If a line in the listing below includes the word "lead", pick it out.

## SOURCE DATA:
=-=-=

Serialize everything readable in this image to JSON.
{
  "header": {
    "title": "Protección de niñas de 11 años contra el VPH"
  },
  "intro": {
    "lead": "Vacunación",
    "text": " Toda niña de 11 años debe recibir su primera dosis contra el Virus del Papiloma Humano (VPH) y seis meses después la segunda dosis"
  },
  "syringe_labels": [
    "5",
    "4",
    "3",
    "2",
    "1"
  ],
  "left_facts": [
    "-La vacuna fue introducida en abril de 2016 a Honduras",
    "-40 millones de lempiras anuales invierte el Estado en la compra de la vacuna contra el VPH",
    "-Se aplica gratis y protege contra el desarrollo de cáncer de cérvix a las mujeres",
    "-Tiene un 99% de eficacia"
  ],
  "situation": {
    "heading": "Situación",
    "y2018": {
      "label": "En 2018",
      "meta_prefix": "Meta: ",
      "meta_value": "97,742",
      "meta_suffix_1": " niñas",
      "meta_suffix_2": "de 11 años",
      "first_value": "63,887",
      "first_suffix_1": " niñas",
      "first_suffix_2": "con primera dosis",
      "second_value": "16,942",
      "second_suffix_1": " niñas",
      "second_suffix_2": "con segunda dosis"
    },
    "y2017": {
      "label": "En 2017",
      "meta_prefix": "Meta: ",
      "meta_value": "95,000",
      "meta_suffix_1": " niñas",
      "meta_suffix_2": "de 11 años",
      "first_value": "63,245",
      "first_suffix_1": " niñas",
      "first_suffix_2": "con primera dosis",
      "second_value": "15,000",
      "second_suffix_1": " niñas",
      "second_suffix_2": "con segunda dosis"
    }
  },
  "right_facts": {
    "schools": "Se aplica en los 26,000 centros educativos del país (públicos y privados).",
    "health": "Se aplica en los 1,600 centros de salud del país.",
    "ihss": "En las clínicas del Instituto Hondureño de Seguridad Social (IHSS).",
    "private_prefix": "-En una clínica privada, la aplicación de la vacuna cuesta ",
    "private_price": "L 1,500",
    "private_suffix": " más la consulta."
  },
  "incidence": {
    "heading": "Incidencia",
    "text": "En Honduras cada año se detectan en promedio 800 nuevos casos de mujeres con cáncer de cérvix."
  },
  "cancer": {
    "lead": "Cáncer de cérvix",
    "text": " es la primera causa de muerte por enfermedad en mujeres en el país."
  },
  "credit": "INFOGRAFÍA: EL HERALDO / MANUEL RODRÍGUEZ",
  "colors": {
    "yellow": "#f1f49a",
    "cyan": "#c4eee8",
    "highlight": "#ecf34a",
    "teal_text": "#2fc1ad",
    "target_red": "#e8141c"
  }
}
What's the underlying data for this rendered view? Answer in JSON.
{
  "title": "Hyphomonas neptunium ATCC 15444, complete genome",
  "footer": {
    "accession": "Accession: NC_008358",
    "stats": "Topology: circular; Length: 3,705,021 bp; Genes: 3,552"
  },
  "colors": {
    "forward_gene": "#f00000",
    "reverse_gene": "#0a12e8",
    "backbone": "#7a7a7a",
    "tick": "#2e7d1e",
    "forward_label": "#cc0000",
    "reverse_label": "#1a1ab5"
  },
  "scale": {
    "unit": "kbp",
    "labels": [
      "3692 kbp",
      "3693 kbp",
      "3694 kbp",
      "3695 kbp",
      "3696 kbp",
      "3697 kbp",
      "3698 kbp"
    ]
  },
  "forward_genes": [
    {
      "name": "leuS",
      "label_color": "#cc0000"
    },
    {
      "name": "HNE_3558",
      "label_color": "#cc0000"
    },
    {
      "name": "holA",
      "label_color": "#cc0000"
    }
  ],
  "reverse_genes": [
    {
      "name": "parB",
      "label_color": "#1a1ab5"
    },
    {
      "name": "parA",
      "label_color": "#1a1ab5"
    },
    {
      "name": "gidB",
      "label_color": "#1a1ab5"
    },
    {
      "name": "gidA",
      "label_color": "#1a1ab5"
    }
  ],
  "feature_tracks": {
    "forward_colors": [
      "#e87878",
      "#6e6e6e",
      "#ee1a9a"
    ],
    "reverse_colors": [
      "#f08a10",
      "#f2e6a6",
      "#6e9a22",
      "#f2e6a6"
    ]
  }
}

=-=-=

## ANSWER SPACE:
    "lead": "Vacunación",
    "lead": "Cáncer de cérvix",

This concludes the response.